# [Supplied data]
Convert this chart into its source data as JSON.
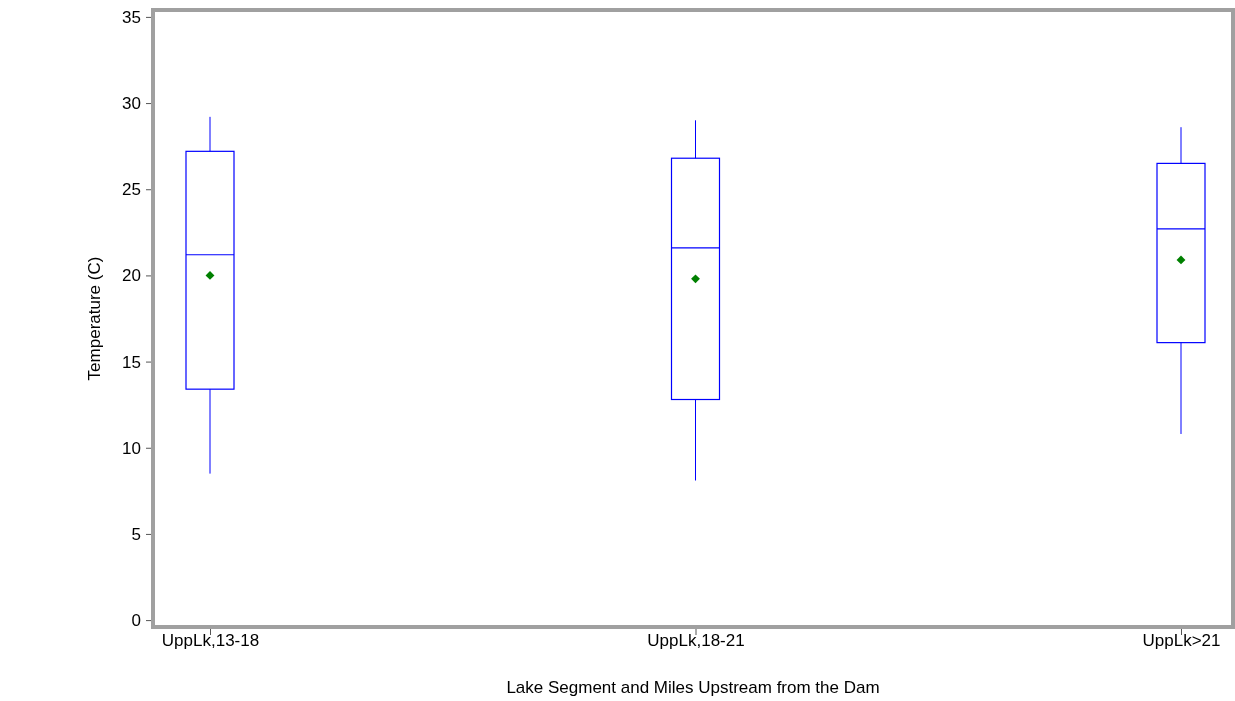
{
  "chart_data": {
    "type": "box",
    "xlabel": "Lake Segment and Miles Upstream from the Dam",
    "ylabel": "Temperature (C)",
    "categories": [
      "UppLk,13-18",
      "UppLk,18-21",
      "UppLk>21"
    ],
    "ylim": [
      -0.4,
      35.4
    ],
    "yticks": [
      0,
      5,
      10,
      15,
      20,
      25,
      30,
      35
    ],
    "grid": false,
    "series": [
      {
        "color": "#0000ff",
        "boxes": [
          {
            "low": 8.5,
            "q1": 13.4,
            "median": 21.2,
            "q3": 27.2,
            "high": 29.2,
            "mean": 20.0
          },
          {
            "low": 8.1,
            "q1": 12.8,
            "median": 21.6,
            "q3": 26.8,
            "high": 29.0,
            "mean": 19.8
          },
          {
            "low": 10.8,
            "q1": 16.1,
            "median": 22.7,
            "q3": 26.5,
            "high": 28.6,
            "mean": 20.9
          }
        ]
      }
    ]
  }
}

# [Problem details]
Copy out all the data without changing anything, and drop the pictures.

# [Solution]
Convert this chart into its source data as JSON.
{
  "chart_data": {
    "type": "box",
    "xlabel": "Lake Segment and Miles Upstream from the Dam",
    "ylabel": "Temperature (C)",
    "categories": [
      "UppLk,13-18",
      "UppLk,18-21",
      "UppLk>21"
    ],
    "ylim": [
      -0.4,
      35.4
    ],
    "yticks": [
      0,
      5,
      10,
      15,
      20,
      25,
      30,
      35
    ],
    "grid": false,
    "series": [
      {
        "color": "#0000ff",
        "boxes": [
          {
            "low": 8.5,
            "q1": 13.4,
            "median": 21.2,
            "q3": 27.2,
            "high": 29.2,
            "mean": 20.0
          },
          {
            "low": 8.1,
            "q1": 12.8,
            "median": 21.6,
            "q3": 26.8,
            "high": 29.0,
            "mean": 19.8
          },
          {
            "low": 10.8,
            "q1": 16.1,
            "median": 22.7,
            "q3": 26.5,
            "high": 28.6,
            "mean": 20.9
          }
        ]
      }
    ]
  }
}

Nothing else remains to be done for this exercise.